| Data entries |
··········

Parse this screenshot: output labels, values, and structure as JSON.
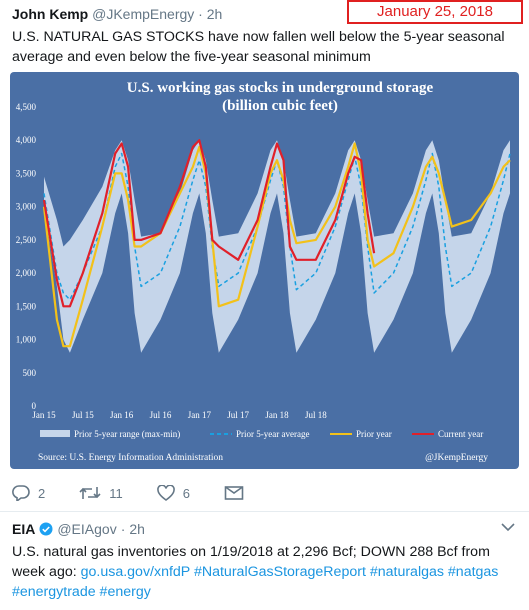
{
  "tweet1": {
    "name": "John Kemp",
    "handle": "@JKempEnergy",
    "separator": "·",
    "time": "2h",
    "text": "U.S. NATURAL GAS STOCKS have now fallen well below the 5-year seasonal average and even below the five-year seasonal minimum",
    "actions": {
      "replies": "2",
      "retweets": "11",
      "likes": "6"
    }
  },
  "annotation": {
    "date": "January 25, 2018"
  },
  "tweet2": {
    "name": "EIA",
    "verified": true,
    "handle": "@EIAgov",
    "separator": "·",
    "time": "2h",
    "text_plain": "U.S. natural gas inventories on 1/19/2018 at 2,296 Bcf; DOWN 288 Bcf from week ago: ",
    "link": "go.usa.gov/xnfdP",
    "hashtags": "#NaturalGasStorageReport #naturalgas #natgas #energytrade #energy"
  },
  "colors": {
    "chart_bg": "#4a6fa5",
    "range_band": "#c5d5ea",
    "avg_line": "#1aa0e0",
    "prior_year_line": "#f2c11a",
    "current_year_line": "#e0202a",
    "link": "#1b95e0",
    "annotation": "#e02020"
  },
  "chart_data": {
    "type": "line",
    "title": "U.S. working gas stocks in underground storage",
    "subtitle": "(billion cubic feet)",
    "source": "Source: U.S. Energy Information Administration",
    "credit": "@JKempEnergy",
    "ylim": [
      0,
      4500
    ],
    "yticks": [
      "0",
      "500",
      "1,000",
      "1,500",
      "2,000",
      "2,500",
      "3,000",
      "3,500",
      "4,000",
      "4,500"
    ],
    "xticks": [
      "Jan 15",
      "Jul 15",
      "Jan 16",
      "Jul 16",
      "Jan 17",
      "Jul 17",
      "Jan 18",
      "Jul 18"
    ],
    "legend": [
      "Prior 5-year range (max-min)",
      "Prior 5-year average",
      "Prior year",
      "Current year"
    ],
    "range_band": {
      "x": [
        0,
        2,
        3,
        4,
        6,
        9,
        11,
        12,
        13,
        14,
        15,
        18,
        21,
        23,
        24,
        25,
        26,
        27,
        30,
        33,
        35,
        36,
        37,
        38,
        39,
        42,
        45,
        47,
        48,
        49,
        50,
        51,
        54,
        57,
        59,
        60,
        61,
        62,
        63,
        66,
        69,
        71,
        72
      ],
      "max": [
        3450,
        2800,
        2400,
        2500,
        2800,
        3300,
        3850,
        4000,
        3700,
        3100,
        2550,
        2600,
        3200,
        3850,
        4000,
        3700,
        3100,
        2550,
        2600,
        3200,
        3850,
        4000,
        3700,
        3100,
        2550,
        2600,
        3200,
        3850,
        4000,
        3700,
        3100,
        2550,
        2600,
        3200,
        3850,
        4000,
        3700,
        3100,
        2550,
        2600,
        3200,
        3850,
        4000
      ],
      "min": [
        3000,
        1800,
        1000,
        800,
        1300,
        2000,
        2900,
        3200,
        2600,
        1400,
        800,
        1300,
        2000,
        2900,
        3200,
        2600,
        1400,
        800,
        1300,
        2000,
        2900,
        3200,
        2600,
        1400,
        800,
        1300,
        2000,
        2900,
        3200,
        2600,
        1400,
        800,
        1300,
        2000,
        2900,
        3200,
        2600,
        1400,
        800,
        1300,
        2000,
        2900,
        3200
      ]
    },
    "series": [
      {
        "name": "Prior 5-year average",
        "x": [
          0,
          2,
          3,
          4,
          6,
          9,
          11,
          12,
          13,
          14,
          15,
          18,
          21,
          23,
          24,
          25,
          26,
          27,
          30,
          33,
          35,
          36,
          37,
          38,
          39,
          42,
          45,
          47,
          48,
          49,
          50,
          51,
          54,
          57,
          59,
          60,
          61,
          62,
          63,
          66,
          69,
          71,
          72
        ],
        "values": [
          3200,
          2000,
          1700,
          1600,
          2000,
          2700,
          3600,
          3800,
          3300,
          2400,
          1800,
          2000,
          2700,
          3400,
          3700,
          3300,
          2400,
          1800,
          2000,
          2700,
          3400,
          3700,
          3300,
          2400,
          1750,
          2000,
          2700,
          3400,
          3750,
          3300,
          2400,
          1700,
          2000,
          2700,
          3400,
          3800,
          3300,
          2400,
          1800,
          2000,
          2700,
          3400,
          3800
        ]
      },
      {
        "name": "Prior year",
        "x": [
          0,
          2,
          3,
          4,
          6,
          9,
          11,
          12,
          13,
          14,
          15,
          18,
          21,
          23,
          24,
          25,
          26,
          27,
          30,
          33,
          35,
          36,
          37,
          38,
          39,
          42,
          45,
          47,
          48,
          49,
          50,
          51,
          54,
          57,
          59,
          60,
          61,
          62,
          63,
          66,
          69,
          71,
          72
        ],
        "values": [
          3000,
          1300,
          900,
          900,
          1600,
          2700,
          3500,
          3500,
          3100,
          2400,
          2400,
          2600,
          3200,
          3600,
          3900,
          3500,
          2500,
          1500,
          1600,
          2700,
          3500,
          3700,
          3400,
          2800,
          2450,
          2500,
          3000,
          3600,
          3950,
          3500,
          2500,
          2100,
          2300,
          3000,
          3600,
          3750,
          3500,
          3100,
          2700,
          2800,
          3200,
          3600,
          3700
        ]
      },
      {
        "name": "Current year",
        "x": [
          0,
          2,
          3,
          4,
          6,
          9,
          11,
          12,
          13,
          14,
          15,
          18,
          21,
          23,
          24,
          25,
          26,
          27,
          30,
          33,
          35,
          36,
          37,
          38,
          39,
          42,
          45,
          47,
          48,
          49,
          50,
          51
        ],
        "values": [
          3100,
          1900,
          1500,
          1500,
          2000,
          2900,
          3800,
          3950,
          3600,
          2500,
          2500,
          2600,
          3300,
          3900,
          4000,
          3600,
          2500,
          2400,
          2200,
          2800,
          3600,
          3950,
          3700,
          2400,
          2200,
          2200,
          2800,
          3500,
          3750,
          3700,
          2900,
          2300
        ]
      }
    ]
  }
}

··········

| What is being asked |
Leave out all pictures, then copy the remaining material exactly.

| Exercise solution |
Parse this screenshot: output labels, values, and structure as JSON.
{
  "tweet1": {
    "name": "John Kemp",
    "handle": "@JKempEnergy",
    "separator": "·",
    "time": "2h",
    "text": "U.S. NATURAL GAS STOCKS have now fallen well below the 5-year seasonal average and even below the five-year seasonal minimum",
    "actions": {
      "replies": "2",
      "retweets": "11",
      "likes": "6"
    }
  },
  "annotation": {
    "date": "January 25, 2018"
  },
  "tweet2": {
    "name": "EIA",
    "verified": true,
    "handle": "@EIAgov",
    "separator": "·",
    "time": "2h",
    "text_plain": "U.S. natural gas inventories on 1/19/2018 at 2,296 Bcf; DOWN 288 Bcf from week ago: ",
    "link": "go.usa.gov/xnfdP",
    "hashtags": "#NaturalGasStorageReport #naturalgas #natgas #energytrade #energy"
  },
  "colors": {
    "chart_bg": "#4a6fa5",
    "range_band": "#c5d5ea",
    "avg_line": "#1aa0e0",
    "prior_year_line": "#f2c11a",
    "current_year_line": "#e0202a",
    "link": "#1b95e0",
    "annotation": "#e02020"
  },
  "chart_data": {
    "type": "line",
    "title": "U.S. working gas stocks in underground storage",
    "subtitle": "(billion cubic feet)",
    "source": "Source: U.S. Energy Information Administration",
    "credit": "@JKempEnergy",
    "ylim": [
      0,
      4500
    ],
    "yticks": [
      "0",
      "500",
      "1,000",
      "1,500",
      "2,000",
      "2,500",
      "3,000",
      "3,500",
      "4,000",
      "4,500"
    ],
    "xticks": [
      "Jan 15",
      "Jul 15",
      "Jan 16",
      "Jul 16",
      "Jan 17",
      "Jul 17",
      "Jan 18",
      "Jul 18"
    ],
    "legend": [
      "Prior 5-year range (max-min)",
      "Prior 5-year average",
      "Prior year",
      "Current year"
    ],
    "range_band": {
      "x": [
        0,
        2,
        3,
        4,
        6,
        9,
        11,
        12,
        13,
        14,
        15,
        18,
        21,
        23,
        24,
        25,
        26,
        27,
        30,
        33,
        35,
        36,
        37,
        38,
        39,
        42,
        45,
        47,
        48,
        49,
        50,
        51,
        54,
        57,
        59,
        60,
        61,
        62,
        63,
        66,
        69,
        71,
        72
      ],
      "max": [
        3450,
        2800,
        2400,
        2500,
        2800,
        3300,
        3850,
        4000,
        3700,
        3100,
        2550,
        2600,
        3200,
        3850,
        4000,
        3700,
        3100,
        2550,
        2600,
        3200,
        3850,
        4000,
        3700,
        3100,
        2550,
        2600,
        3200,
        3850,
        4000,
        3700,
        3100,
        2550,
        2600,
        3200,
        3850,
        4000,
        3700,
        3100,
        2550,
        2600,
        3200,
        3850,
        4000
      ],
      "min": [
        3000,
        1800,
        1000,
        800,
        1300,
        2000,
        2900,
        3200,
        2600,
        1400,
        800,
        1300,
        2000,
        2900,
        3200,
        2600,
        1400,
        800,
        1300,
        2000,
        2900,
        3200,
        2600,
        1400,
        800,
        1300,
        2000,
        2900,
        3200,
        2600,
        1400,
        800,
        1300,
        2000,
        2900,
        3200,
        2600,
        1400,
        800,
        1300,
        2000,
        2900,
        3200
      ]
    },
    "series": [
      {
        "name": "Prior 5-year average",
        "x": [
          0,
          2,
          3,
          4,
          6,
          9,
          11,
          12,
          13,
          14,
          15,
          18,
          21,
          23,
          24,
          25,
          26,
          27,
          30,
          33,
          35,
          36,
          37,
          38,
          39,
          42,
          45,
          47,
          48,
          49,
          50,
          51,
          54,
          57,
          59,
          60,
          61,
          62,
          63,
          66,
          69,
          71,
          72
        ],
        "values": [
          3200,
          2000,
          1700,
          1600,
          2000,
          2700,
          3600,
          3800,
          3300,
          2400,
          1800,
          2000,
          2700,
          3400,
          3700,
          3300,
          2400,
          1800,
          2000,
          2700,
          3400,
          3700,
          3300,
          2400,
          1750,
          2000,
          2700,
          3400,
          3750,
          3300,
          2400,
          1700,
          2000,
          2700,
          3400,
          3800,
          3300,
          2400,
          1800,
          2000,
          2700,
          3400,
          3800
        ]
      },
      {
        "name": "Prior year",
        "x": [
          0,
          2,
          3,
          4,
          6,
          9,
          11,
          12,
          13,
          14,
          15,
          18,
          21,
          23,
          24,
          25,
          26,
          27,
          30,
          33,
          35,
          36,
          37,
          38,
          39,
          42,
          45,
          47,
          48,
          49,
          50,
          51,
          54,
          57,
          59,
          60,
          61,
          62,
          63,
          66,
          69,
          71,
          72
        ],
        "values": [
          3000,
          1300,
          900,
          900,
          1600,
          2700,
          3500,
          3500,
          3100,
          2400,
          2400,
          2600,
          3200,
          3600,
          3900,
          3500,
          2500,
          1500,
          1600,
          2700,
          3500,
          3700,
          3400,
          2800,
          2450,
          2500,
          3000,
          3600,
          3950,
          3500,
          2500,
          2100,
          2300,
          3000,
          3600,
          3750,
          3500,
          3100,
          2700,
          2800,
          3200,
          3600,
          3700
        ]
      },
      {
        "name": "Current year",
        "x": [
          0,
          2,
          3,
          4,
          6,
          9,
          11,
          12,
          13,
          14,
          15,
          18,
          21,
          23,
          24,
          25,
          26,
          27,
          30,
          33,
          35,
          36,
          37,
          38,
          39,
          42,
          45,
          47,
          48,
          49,
          50,
          51
        ],
        "values": [
          3100,
          1900,
          1500,
          1500,
          2000,
          2900,
          3800,
          3950,
          3600,
          2500,
          2500,
          2600,
          3300,
          3900,
          4000,
          3600,
          2500,
          2400,
          2200,
          2800,
          3600,
          3950,
          3700,
          2400,
          2200,
          2200,
          2800,
          3500,
          3750,
          3700,
          2900,
          2300
        ]
      }
    ]
  }
}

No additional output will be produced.